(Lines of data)

++++++

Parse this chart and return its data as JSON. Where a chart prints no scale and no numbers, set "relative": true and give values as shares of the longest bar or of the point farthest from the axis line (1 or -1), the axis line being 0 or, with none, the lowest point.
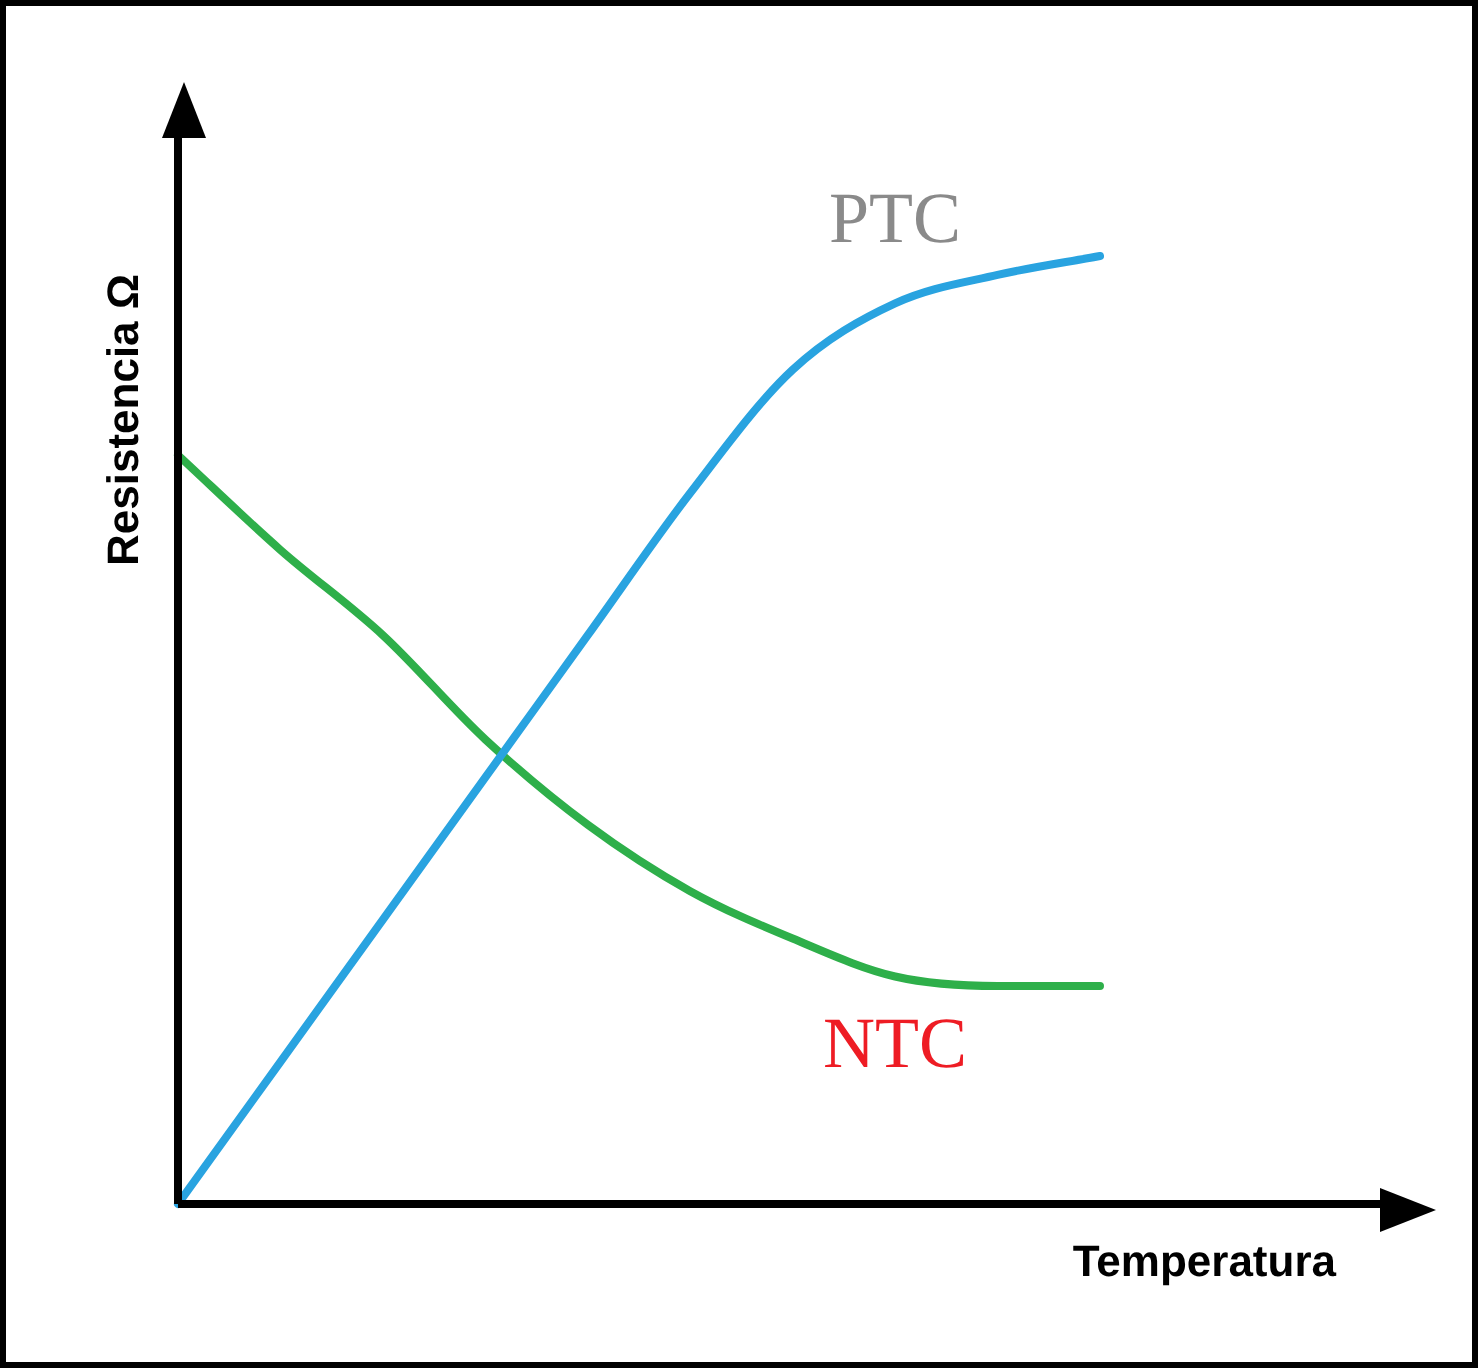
{
  "chart_data": {
    "type": "line",
    "relative": true,
    "xlabel": "Temperatura",
    "ylabel": "Resistencia Ω",
    "categories": [
      null,
      null,
      null,
      null,
      null,
      null,
      null,
      null,
      null,
      null
    ],
    "series": [
      {
        "name": "PTC",
        "color": "#29a3e0",
        "values": [
          0,
          0.15,
          0.3,
          0.45,
          0.6,
          0.75,
          0.88,
          0.95,
          0.98,
          1
        ]
      },
      {
        "name": "NTC",
        "color": "#2eaf4a",
        "values": [
          0.79,
          0.69,
          0.6,
          0.49,
          0.4,
          0.33,
          0.28,
          0.24,
          0.23,
          0.23
        ]
      }
    ],
    "legend": false,
    "marker": "none",
    "line_style": "solid"
  }
}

++++++

Omit the images and transcribe all of the records above word for word.

__Answer in full__
Parse this chart and return its data as JSON. Where a chart prints no scale and no numbers, set "relative": true and give values as shares of the longest bar or of the point farthest from the axis line (1 or -1), the axis line being 0 or, with none, the lowest point.
{
  "chart_data": {
    "type": "line",
    "relative": true,
    "xlabel": "Temperatura",
    "ylabel": "Resistencia Ω",
    "categories": [
      null,
      null,
      null,
      null,
      null,
      null,
      null,
      null,
      null,
      null
    ],
    "series": [
      {
        "name": "PTC",
        "color": "#29a3e0",
        "values": [
          0,
          0.15,
          0.3,
          0.45,
          0.6,
          0.75,
          0.88,
          0.95,
          0.98,
          1
        ]
      },
      {
        "name": "NTC",
        "color": "#2eaf4a",
        "values": [
          0.79,
          0.69,
          0.6,
          0.49,
          0.4,
          0.33,
          0.28,
          0.24,
          0.23,
          0.23
        ]
      }
    ],
    "legend": false,
    "marker": "none",
    "line_style": "solid"
  }
}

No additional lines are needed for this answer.